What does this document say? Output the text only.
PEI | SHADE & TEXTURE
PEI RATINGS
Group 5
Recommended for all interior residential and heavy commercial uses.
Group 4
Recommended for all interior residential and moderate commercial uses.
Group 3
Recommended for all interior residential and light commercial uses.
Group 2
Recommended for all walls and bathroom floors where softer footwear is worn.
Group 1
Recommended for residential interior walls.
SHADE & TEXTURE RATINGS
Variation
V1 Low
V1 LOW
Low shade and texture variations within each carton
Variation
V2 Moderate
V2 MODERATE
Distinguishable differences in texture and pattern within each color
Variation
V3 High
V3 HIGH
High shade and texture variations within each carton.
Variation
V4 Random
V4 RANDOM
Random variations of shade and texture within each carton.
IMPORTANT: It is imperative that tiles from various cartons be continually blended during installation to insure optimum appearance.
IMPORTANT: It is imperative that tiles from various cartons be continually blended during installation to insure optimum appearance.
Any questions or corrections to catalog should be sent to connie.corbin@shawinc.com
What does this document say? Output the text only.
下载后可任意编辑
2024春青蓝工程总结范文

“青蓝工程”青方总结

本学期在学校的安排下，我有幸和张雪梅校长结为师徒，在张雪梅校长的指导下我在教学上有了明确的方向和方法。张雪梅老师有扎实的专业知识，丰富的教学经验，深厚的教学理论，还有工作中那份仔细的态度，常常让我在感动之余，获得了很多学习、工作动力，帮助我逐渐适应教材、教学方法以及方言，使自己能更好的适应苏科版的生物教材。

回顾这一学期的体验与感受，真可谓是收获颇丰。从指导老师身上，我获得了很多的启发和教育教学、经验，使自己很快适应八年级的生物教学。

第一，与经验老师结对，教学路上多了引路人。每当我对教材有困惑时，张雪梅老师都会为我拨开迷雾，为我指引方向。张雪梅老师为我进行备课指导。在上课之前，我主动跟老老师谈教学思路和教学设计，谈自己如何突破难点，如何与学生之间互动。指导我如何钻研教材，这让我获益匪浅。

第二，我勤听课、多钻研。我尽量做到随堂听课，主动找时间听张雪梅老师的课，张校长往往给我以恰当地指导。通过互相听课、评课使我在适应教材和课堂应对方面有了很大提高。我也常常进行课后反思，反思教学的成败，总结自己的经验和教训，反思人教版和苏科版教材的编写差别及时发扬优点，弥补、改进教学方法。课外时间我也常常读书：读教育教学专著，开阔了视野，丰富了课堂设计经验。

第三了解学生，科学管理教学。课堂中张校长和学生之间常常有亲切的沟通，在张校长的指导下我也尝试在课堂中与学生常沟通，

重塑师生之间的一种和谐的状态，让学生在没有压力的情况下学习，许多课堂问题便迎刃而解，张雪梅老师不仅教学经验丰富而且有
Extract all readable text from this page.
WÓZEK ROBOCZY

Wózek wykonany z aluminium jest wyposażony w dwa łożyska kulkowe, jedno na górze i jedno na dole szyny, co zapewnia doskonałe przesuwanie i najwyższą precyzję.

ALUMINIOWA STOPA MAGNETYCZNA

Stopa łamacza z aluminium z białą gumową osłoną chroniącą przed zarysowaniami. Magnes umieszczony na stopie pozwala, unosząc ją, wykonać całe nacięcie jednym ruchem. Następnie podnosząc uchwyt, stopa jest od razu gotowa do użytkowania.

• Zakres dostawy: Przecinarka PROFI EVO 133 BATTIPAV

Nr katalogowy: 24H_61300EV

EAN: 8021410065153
--------------------------------
In the entries above, find every line holding the word "Group" and copy it out.

# Response to the exercise
Group 5
Group 4
Group 3
Group 2
Group 1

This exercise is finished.